■ TASK DETAILS: Repeat the records exactly. Every line must match.

Stored dataset items
□ □ □ □ □ □ □
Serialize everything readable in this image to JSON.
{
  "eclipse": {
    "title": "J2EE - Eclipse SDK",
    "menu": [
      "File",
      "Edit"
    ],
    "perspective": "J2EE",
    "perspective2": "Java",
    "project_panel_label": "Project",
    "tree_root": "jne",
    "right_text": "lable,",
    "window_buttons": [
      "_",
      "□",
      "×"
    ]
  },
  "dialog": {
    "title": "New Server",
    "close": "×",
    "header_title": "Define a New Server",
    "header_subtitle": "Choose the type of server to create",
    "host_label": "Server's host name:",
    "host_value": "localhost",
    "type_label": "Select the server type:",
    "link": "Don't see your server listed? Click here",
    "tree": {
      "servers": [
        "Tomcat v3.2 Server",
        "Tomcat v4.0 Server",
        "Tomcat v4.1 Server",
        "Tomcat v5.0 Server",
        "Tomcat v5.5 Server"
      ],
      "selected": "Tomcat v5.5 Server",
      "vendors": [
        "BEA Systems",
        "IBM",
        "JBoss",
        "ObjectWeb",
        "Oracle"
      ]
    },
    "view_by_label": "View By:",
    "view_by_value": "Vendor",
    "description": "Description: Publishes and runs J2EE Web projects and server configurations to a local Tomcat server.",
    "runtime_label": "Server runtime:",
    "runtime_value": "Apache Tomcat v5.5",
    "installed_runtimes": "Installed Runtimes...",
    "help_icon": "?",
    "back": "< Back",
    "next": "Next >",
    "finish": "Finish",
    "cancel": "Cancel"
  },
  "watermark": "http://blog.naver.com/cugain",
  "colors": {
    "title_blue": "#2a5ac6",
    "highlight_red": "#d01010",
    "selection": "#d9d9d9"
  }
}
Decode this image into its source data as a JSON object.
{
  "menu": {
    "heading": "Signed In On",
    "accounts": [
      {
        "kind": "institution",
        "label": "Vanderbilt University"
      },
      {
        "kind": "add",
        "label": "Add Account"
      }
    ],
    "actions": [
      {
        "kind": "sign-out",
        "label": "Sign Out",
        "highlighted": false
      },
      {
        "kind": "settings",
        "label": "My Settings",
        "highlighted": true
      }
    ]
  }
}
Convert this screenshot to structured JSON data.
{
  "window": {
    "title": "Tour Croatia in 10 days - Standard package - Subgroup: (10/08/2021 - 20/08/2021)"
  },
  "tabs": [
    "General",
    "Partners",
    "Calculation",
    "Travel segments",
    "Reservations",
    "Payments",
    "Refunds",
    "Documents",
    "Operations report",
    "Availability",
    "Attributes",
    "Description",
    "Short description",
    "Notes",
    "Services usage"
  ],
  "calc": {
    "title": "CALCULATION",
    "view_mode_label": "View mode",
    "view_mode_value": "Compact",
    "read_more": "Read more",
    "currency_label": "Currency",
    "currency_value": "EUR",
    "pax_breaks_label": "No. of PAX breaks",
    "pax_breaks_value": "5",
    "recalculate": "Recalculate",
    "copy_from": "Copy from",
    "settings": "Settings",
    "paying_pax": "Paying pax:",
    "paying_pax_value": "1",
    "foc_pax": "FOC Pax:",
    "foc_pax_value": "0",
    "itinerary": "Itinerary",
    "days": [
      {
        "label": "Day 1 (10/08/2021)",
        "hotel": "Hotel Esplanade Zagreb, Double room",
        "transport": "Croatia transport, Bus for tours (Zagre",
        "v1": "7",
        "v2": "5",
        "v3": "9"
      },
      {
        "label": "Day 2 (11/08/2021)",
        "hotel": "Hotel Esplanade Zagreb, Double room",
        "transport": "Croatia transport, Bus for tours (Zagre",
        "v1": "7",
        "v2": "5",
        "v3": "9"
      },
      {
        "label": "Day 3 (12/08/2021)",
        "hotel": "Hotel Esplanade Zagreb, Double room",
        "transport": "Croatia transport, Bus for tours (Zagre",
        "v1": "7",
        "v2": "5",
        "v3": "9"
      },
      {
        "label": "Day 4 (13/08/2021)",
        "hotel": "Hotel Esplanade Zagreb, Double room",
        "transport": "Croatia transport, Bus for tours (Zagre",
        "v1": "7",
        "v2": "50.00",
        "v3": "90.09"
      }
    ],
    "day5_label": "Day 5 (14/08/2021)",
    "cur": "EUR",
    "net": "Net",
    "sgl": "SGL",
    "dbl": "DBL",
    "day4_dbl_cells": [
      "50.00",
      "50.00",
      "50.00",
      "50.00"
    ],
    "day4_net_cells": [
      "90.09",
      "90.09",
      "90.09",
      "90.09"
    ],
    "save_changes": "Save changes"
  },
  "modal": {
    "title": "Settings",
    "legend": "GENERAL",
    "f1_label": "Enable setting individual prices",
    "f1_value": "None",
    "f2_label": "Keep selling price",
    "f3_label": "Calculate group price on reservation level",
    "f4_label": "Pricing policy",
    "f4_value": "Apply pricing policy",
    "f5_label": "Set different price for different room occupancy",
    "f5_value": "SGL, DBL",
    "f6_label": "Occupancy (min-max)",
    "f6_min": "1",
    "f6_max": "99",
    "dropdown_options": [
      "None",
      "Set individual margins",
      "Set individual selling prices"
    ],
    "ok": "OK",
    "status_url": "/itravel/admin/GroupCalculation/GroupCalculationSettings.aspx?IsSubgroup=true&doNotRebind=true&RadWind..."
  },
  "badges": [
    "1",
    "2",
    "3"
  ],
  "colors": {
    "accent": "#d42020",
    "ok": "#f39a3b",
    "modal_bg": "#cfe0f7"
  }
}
□ □ □ □ □ □ □
■ RESPONSE:
Serialize everything readable in this image to JSON.
{
  "eclipse": {
    "title": "J2EE - Eclipse SDK",
    "menu": [
      "File",
      "Edit"
    ],
    "perspective": "J2EE",
    "perspective2": "Java",
    "project_panel_label": "Project",
    "tree_root": "jne",
    "right_text": "lable,",
    "window_buttons": [
      "_",
      "□",
      "×"
    ]
  },
  "dialog": {
    "title": "New Server",
    "close": "×",
    "header_title": "Define a New Server",
    "header_subtitle": "Choose the type of server to create",
    "host_label": "Server's host name:",
    "host_value": "localhost",
    "type_label": "Select the server type:",
    "link": "Don't see your server listed? Click here",
    "tree": {
      "servers": [
        "Tomcat v3.2 Server",
        "Tomcat v4.0 Server",
        "Tomcat v4.1 Server",
        "Tomcat v5.0 Server",
        "Tomcat v5.5 Server"
      ],
      "selected": "Tomcat v5.5 Server",
      "vendors": [
        "BEA Systems",
        "IBM",
        "JBoss",
        "ObjectWeb",
        "Oracle"
      ]
    },
    "view_by_label": "View By:",
    "view_by_value": "Vendor",
    "description": "Description: Publishes and runs J2EE Web projects and server configurations to a local Tomcat server.",
    "runtime_label": "Server runtime:",
    "runtime_value": "Apache Tomcat v5.5",
    "installed_runtimes": "Installed Runtimes...",
    "help_icon": "?",
    "back": "< Back",
    "next": "Next >",
    "finish": "Finish",
    "cancel": "Cancel"
  },
  "watermark": "http://blog.naver.com/cugain",
  "colors": {
    "title_blue": "#2a5ac6",
    "highlight_red": "#d01010",
    "selection": "#d9d9d9"
  }
}
Decode this image into its source data as a JSON object.
{
  "menu": {
    "heading": "Signed In On",
    "accounts": [
      {
        "kind": "institution",
        "label": "Vanderbilt University"
      },
      {
        "kind": "add",
        "label": "Add Account"
      }
    ],
    "actions": [
      {
        "kind": "sign-out",
        "label": "Sign Out",
        "highlighted": false
      },
      {
        "kind": "settings",
        "label": "My Settings",
        "highlighted": true
      }
    ]
  }
}
Convert this screenshot to structured JSON data.
{
  "window": {
    "title": "Tour Croatia in 10 days - Standard package - Subgroup: (10/08/2021 - 20/08/2021)"
  },
  "tabs": [
    "General",
    "Partners",
    "Calculation",
    "Travel segments",
    "Reservations",
    "Payments",
    "Refunds",
    "Documents",
    "Operations report",
    "Availability",
    "Attributes",
    "Description",
    "Short description",
    "Notes",
    "Services usage"
  ],
  "calc": {
    "title": "CALCULATION",
    "view_mode_label": "View mode",
    "view_mode_value": "Compact",
    "read_more": "Read more",
    "currency_label": "Currency",
    "currency_value": "EUR",
    "pax_breaks_label": "No. of PAX breaks",
    "pax_breaks_value": "5",
    "recalculate": "Recalculate",
    "copy_from": "Copy from",
    "settings": "Settings",
    "paying_pax": "Paying pax:",
    "paying_pax_value": "1",
    "foc_pax": "FOC Pax:",
    "foc_pax_value": "0",
    "itinerary": "Itinerary",
    "days": [
      {
        "label": "Day 1 (10/08/2021)",
        "hotel": "Hotel Esplanade Zagreb, Double room",
        "transport": "Croatia transport, Bus for tours (Zagre",
        "v1": "7",
        "v2": "5",
        "v3": "9"
      },
      {
        "label": "Day 2 (11/08/2021)",
        "hotel": "Hotel Esplanade Zagreb, Double room",
        "transport": "Croatia transport, Bus for tours (Zagre",
        "v1": "7",
        "v2": "5",
        "v3": "9"
      },
      {
        "label": "Day 3 (12/08/2021)",
        "hotel": "Hotel Esplanade Zagreb, Double room",
        "transport": "Croatia transport, Bus for tours (Zagre",
        "v1": "7",
        "v2": "5",
        "v3": "9"
      },
      {
        "label": "Day 4 (13/08/2021)",
        "hotel": "Hotel Esplanade Zagreb, Double room",
        "transport": "Croatia transport, Bus for tours (Zagre",
        "v1": "7",
        "v2": "50.00",
        "v3": "90.09"
      }
    ],
    "day5_label": "Day 5 (14/08/2021)",
    "cur": "EUR",
    "net": "Net",
    "sgl": "SGL",
    "dbl": "DBL",
    "day4_dbl_cells": [
      "50.00",
      "50.00",
      "50.00",
      "50.00"
    ],
    "day4_net_cells": [
      "90.09",
      "90.09",
      "90.09",
      "90.09"
    ],
    "save_changes": "Save changes"
  },
  "modal": {
    "title": "Settings",
    "legend": "GENERAL",
    "f1_label": "Enable setting individual prices",
    "f1_value": "None",
    "f2_label": "Keep selling price",
    "f3_label": "Calculate group price on reservation level",
    "f4_label": "Pricing policy",
    "f4_value": "Apply pricing policy",
    "f5_label": "Set different price for different room occupancy",
    "f5_value": "SGL, DBL",
    "f6_label": "Occupancy (min-max)",
    "f6_min": "1",
    "f6_max": "99",
    "dropdown_options": [
      "None",
      "Set individual margins",
      "Set individual selling prices"
    ],
    "ok": "OK",
    "status_url": "/itravel/admin/GroupCalculation/GroupCalculationSettings.aspx?IsSubgroup=true&doNotRebind=true&RadWind..."
  },
  "badges": [
    "1",
    "2",
    "3"
  ],
  "colors": {
    "accent": "#d42020",
    "ok": "#f39a3b",
    "modal_bg": "#cfe0f7"
  }
}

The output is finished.